Listed entries:
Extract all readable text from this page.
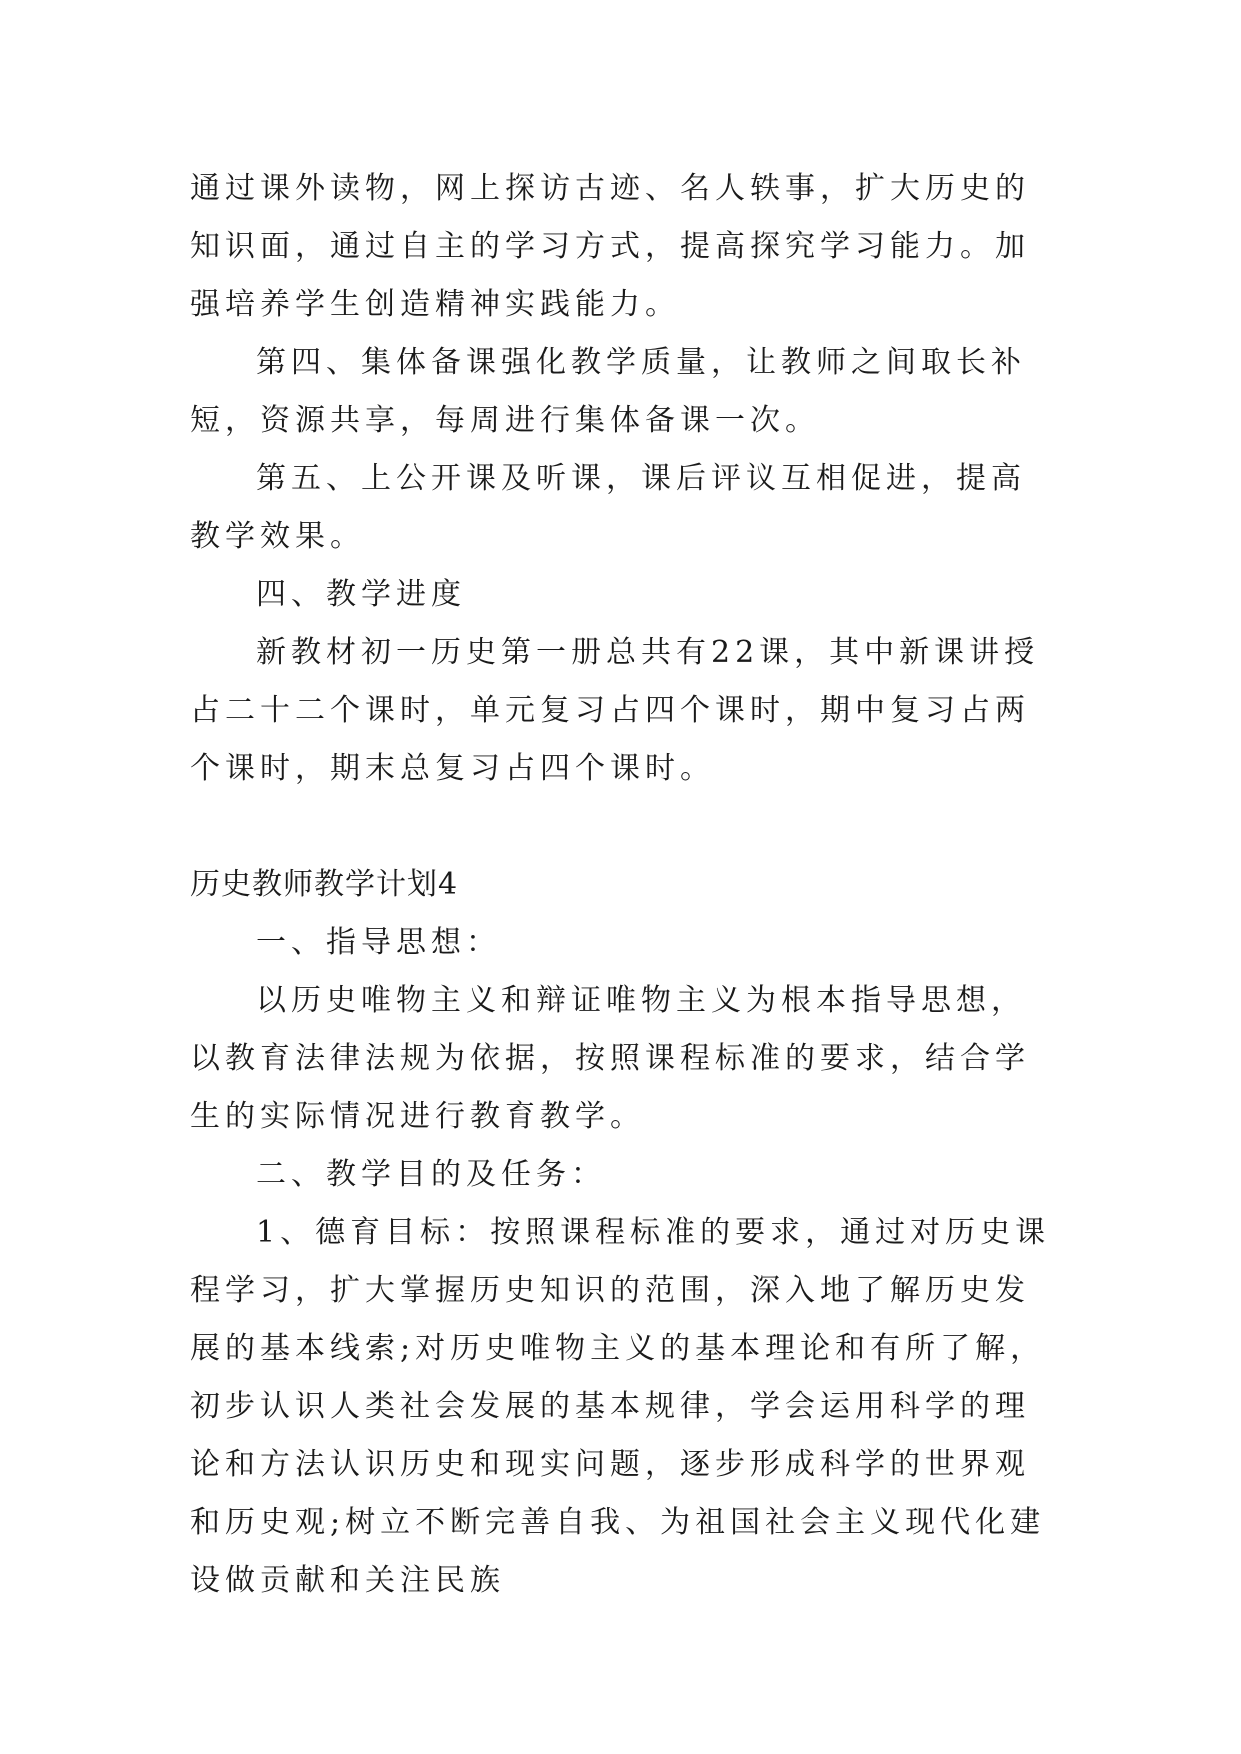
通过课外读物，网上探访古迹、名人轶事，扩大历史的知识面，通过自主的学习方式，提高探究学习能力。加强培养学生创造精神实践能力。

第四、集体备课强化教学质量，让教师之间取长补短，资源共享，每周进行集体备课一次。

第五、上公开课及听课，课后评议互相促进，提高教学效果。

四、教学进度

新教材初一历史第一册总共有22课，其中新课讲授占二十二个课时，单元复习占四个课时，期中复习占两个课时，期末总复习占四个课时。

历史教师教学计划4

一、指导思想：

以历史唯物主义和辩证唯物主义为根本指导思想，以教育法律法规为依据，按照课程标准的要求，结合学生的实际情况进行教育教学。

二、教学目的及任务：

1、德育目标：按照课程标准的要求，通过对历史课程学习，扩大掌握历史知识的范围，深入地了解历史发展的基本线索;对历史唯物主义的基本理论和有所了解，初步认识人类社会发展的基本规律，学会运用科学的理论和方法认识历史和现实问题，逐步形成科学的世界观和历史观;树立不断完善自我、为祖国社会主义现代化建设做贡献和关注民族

Prompt: From the entries above, output every line exactly and omit any image.

Full solution:
Extract all readable text from this page.
通过课外读物，网上探访古迹、名人轶事，扩大历史的知识面，通过自主的学习方式，提高探究学习能力。加强培养学生创造精神实践能力。

第四、集体备课强化教学质量，让教师之间取长补短，资源共享，每周进行集体备课一次。

第五、上公开课及听课，课后评议互相促进，提高教学效果。

四、教学进度

新教材初一历史第一册总共有22课，其中新课讲授占二十二个课时，单元复习占四个课时，期中复习占两个课时，期末总复习占四个课时。

历史教师教学计划4

一、指导思想：

以历史唯物主义和辩证唯物主义为根本指导思想，以教育法律法规为依据，按照课程标准的要求，结合学生的实际情况进行教育教学。

二、教学目的及任务：

1、德育目标：按照课程标准的要求，通过对历史课程学习，扩大掌握历史知识的范围，深入地了解历史发展的基本线索;对历史唯物主义的基本理论和有所了解，初步认识人类社会发展的基本规律，学会运用科学的理论和方法认识历史和现实问题，逐步形成科学的世界观和历史观;树立不断完善自我、为祖国社会主义现代化建设做贡献和关注民族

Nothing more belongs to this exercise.